_What this task involves_
From the listing below, extract every line in which the word "JSON" appears.

-- START --

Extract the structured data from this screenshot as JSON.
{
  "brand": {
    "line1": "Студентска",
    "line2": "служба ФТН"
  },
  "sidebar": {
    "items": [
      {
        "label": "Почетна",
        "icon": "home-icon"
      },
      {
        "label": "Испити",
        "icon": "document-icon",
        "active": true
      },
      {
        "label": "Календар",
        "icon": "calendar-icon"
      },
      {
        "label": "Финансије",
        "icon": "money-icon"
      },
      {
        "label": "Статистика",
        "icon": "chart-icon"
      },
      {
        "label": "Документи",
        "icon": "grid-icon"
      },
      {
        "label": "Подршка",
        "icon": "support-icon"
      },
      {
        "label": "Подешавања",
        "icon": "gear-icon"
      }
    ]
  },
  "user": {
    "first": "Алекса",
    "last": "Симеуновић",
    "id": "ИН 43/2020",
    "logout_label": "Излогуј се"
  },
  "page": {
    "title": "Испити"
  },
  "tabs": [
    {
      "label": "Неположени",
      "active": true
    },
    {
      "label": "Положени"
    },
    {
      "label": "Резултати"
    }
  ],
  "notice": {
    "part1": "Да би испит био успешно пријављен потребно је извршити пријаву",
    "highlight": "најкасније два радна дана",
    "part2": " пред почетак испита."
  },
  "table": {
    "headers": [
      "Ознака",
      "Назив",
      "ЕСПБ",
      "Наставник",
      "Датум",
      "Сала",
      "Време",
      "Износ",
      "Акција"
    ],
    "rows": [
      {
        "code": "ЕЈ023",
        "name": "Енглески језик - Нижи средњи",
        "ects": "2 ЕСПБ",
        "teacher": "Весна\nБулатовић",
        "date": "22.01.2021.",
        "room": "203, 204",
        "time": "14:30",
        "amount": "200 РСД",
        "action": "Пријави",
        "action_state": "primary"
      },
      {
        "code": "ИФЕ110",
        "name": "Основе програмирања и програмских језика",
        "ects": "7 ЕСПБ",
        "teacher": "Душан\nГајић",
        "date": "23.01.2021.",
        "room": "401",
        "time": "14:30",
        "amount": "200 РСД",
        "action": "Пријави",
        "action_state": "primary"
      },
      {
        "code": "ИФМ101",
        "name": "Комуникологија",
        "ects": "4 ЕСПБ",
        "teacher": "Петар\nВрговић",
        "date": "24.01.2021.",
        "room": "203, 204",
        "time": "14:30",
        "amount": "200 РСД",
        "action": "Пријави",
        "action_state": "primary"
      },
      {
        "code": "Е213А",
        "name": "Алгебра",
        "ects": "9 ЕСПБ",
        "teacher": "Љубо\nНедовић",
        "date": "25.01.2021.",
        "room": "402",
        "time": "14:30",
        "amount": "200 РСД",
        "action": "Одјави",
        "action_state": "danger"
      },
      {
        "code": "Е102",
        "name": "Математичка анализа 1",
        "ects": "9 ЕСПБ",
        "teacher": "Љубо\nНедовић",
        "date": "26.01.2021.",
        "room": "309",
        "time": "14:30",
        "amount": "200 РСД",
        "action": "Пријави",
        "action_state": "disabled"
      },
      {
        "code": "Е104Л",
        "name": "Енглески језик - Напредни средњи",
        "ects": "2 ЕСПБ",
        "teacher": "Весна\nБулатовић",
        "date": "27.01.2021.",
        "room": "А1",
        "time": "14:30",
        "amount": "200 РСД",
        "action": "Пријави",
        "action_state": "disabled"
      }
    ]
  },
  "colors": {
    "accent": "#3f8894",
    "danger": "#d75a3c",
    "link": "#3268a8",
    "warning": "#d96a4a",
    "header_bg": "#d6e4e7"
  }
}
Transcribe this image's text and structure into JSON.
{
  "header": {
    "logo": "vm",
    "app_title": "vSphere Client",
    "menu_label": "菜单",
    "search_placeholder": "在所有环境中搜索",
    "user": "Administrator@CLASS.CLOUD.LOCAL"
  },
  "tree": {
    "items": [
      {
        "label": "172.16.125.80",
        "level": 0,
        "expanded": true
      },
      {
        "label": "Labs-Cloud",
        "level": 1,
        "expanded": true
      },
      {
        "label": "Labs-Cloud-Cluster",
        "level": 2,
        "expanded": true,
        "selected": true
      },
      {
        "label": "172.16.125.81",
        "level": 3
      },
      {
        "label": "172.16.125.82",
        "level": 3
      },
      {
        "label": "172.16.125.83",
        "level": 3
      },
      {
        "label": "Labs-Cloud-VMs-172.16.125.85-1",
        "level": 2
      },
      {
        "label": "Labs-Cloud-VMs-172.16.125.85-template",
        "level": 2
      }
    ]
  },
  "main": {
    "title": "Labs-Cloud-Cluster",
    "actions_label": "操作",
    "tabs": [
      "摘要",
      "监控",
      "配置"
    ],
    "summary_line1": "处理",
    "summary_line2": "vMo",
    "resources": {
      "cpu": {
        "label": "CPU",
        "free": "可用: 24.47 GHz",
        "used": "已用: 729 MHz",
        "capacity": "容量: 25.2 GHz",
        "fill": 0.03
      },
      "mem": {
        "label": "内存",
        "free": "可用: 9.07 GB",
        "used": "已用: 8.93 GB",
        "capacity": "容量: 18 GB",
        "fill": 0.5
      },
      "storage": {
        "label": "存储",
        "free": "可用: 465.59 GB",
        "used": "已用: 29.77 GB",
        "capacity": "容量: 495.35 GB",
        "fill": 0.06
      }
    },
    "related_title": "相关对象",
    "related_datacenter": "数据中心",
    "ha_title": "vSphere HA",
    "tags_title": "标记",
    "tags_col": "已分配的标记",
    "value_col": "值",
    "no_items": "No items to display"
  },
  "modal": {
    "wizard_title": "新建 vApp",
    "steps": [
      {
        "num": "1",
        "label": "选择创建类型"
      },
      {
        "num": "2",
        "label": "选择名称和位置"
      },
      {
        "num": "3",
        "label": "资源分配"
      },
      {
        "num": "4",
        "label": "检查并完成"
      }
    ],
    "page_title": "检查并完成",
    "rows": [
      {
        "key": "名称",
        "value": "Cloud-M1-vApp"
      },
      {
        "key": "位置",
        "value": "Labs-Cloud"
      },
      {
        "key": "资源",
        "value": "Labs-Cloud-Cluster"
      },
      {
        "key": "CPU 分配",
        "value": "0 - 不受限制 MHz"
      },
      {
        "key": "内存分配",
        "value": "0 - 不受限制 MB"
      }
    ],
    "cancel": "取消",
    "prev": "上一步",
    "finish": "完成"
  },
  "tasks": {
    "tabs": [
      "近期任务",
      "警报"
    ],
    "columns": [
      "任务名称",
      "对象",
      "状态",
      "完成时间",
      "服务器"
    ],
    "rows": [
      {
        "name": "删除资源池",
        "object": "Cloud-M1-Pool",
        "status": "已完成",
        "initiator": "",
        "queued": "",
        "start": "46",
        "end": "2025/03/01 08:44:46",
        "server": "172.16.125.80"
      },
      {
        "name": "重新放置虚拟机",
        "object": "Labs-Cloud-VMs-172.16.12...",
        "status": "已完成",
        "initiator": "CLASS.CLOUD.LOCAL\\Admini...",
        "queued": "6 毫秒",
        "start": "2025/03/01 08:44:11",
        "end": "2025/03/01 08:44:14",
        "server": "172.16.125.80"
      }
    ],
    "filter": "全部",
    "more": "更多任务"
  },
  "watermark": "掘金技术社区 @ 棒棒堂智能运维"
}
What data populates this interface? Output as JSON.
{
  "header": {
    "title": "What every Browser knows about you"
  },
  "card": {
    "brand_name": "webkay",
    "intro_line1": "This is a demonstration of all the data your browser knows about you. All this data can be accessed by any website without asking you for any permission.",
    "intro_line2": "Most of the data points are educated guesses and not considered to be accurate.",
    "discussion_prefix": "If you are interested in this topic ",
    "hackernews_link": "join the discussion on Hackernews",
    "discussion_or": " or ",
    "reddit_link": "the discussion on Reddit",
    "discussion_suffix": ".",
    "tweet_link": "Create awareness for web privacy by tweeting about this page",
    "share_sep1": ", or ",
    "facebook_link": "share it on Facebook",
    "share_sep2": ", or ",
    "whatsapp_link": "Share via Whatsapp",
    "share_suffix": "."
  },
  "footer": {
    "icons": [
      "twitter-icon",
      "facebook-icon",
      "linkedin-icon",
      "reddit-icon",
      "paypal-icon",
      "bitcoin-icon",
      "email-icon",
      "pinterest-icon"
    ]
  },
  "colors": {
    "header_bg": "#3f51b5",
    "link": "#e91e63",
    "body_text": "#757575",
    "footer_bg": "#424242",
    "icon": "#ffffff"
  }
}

-- END --

_Answer for the task_
Extract the structured data from this screenshot as JSON.
Transcribe this image's text and structure into JSON.
What data populates this interface? Output as JSON.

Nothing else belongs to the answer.